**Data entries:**
>> START

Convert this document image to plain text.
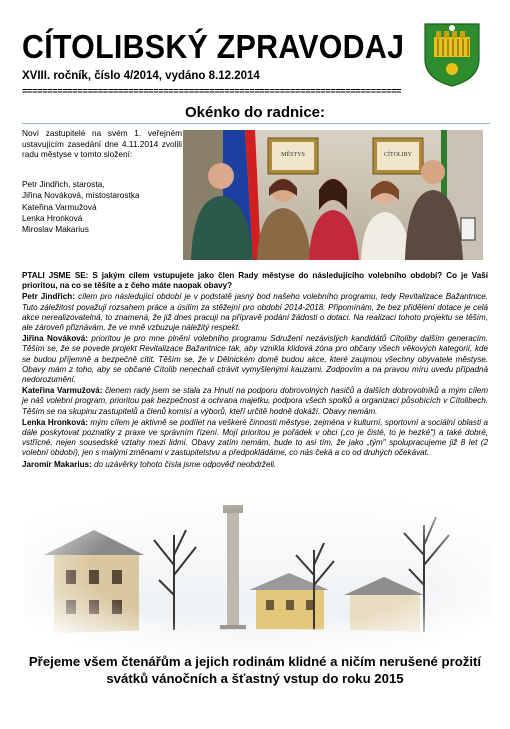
CÍTOLIBSKÝ ZPRAVODAJ
XVIII. ročník, číslo 4/2014, vydáno 8.12.2014
===========================================================================
Okénko do radnice:
Noví zastupitelé na svém 1. veřejném ustavujícím zasedání dne 4.11.2014 zvolili radu městyse v tomto složení:
Petr Jindřich, starosta,
Jiřina Nováková, místostarostka
Kateřina Varmužová
Lenka Hronková
Miroslav Makarius
MĚSTYS	CÍTOLIBY

PTALI JSME SE: S jakým cílem vstupujete jako člen Rady městyse do následujícího volebního období? Co je Vaší prioritou, na co se těšíte a z čeho máte naopak obavy?

Petr Jindřich: cílem pro následující období je v podstatě jasný bod našeho volebního programu, tedy Revitalizace Bažantnice. Tuto záležitost považuji rozsahem práce a úsilím za stěžejní pro období 2014-2018. Připomínám, že bez přidělení dotace je celá akce nerealizovatelná, to znamená, že již dnes pracuji na přípravě podání žádosti o dotaci. Na realizaci tohoto projektu se těším, ale zároveň přiznávám, že ve mně vzbuzuje náležitý respekt.

Jiřina Nováková: prioritou je pro mne plnění volebního programu Sdružení nezávislých kandidátů Cítoliby dalším generacím. Těším se, že se povede projekt Revitalizace Bažantnice tak, aby vznikla klidová zóna pro občany všech věkových kategorií, kde se budou příjemně a bezpečně cítit. Těším se, že v Dělnickém domě budou akce, které zaujmou všechny obyvatele městyse. Obavy mám z toho, aby se občané Cítolib nenechali ctrávit vymyšlenými kauzami. Zodpovím a na pravou míru uvedu případná nedorozumění.

Kateřina Varmužová: členem rady jsem se stala za Hnutí na podporu dobrovolných hasičů a dalších dobrovolníků a mým cílem je náš volební program, prioritou pak bezpečnost a ochrana majetku, podpora všech spolků a organizací působících v Cítolibech. Těším se na skupinu zastupitelů a členů komisí a výborů, kteří určitě hodně dokáží. Obavy nemám.

Lenka Hronková: mým cílem je aktivně se podílet na veškeré činnosti městyse, zejména v kulturní, sportovní a sociální oblasti a dále poskytovat poznatky z praxe ve správním řízení. Mojí prioritou je pořádek v obci („co je čisté, to je hezké") a také dobré, vstřícné, nejen sousedské vztahy mezi lidmi. Obavy zatím nemám, bude to asi tím, že jako „tým" spolupracujeme již 8 let (2 volební období), jen s malými změnami v zastupitelstvu a předpokládáme, co nás čeká a co od druhých očekávat.

Jaromír Makarius: do uzávěrky tohoto čísla jsme odpověď neobdrželi.

Přejeme všem čtenářům a jejich rodinám klidné a ničím nerušené prožití
svátků vánočních a šťastný vstup do roku 2015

>> END

**WHAT THE TASK REQUIRES:** Extract each line from the listing that holds the word "Kateřina".

**RIGHT ANSWER:**
Kateřina Varmužová
Kateřina Varmužová: členem rady jsem se stala za Hnutí na podporu dobrovolných hasičů a dalších dobrovolníků a mým cílem je náš volební program, prioritou pak bezpečnost a ochrana majetku, podpora všech spolků a organizací působících v Cítolibech. Těším se na skupinu zastupitelů a členů komisí a výborů, kteří určitě hodně dokáží. Obavy nemám.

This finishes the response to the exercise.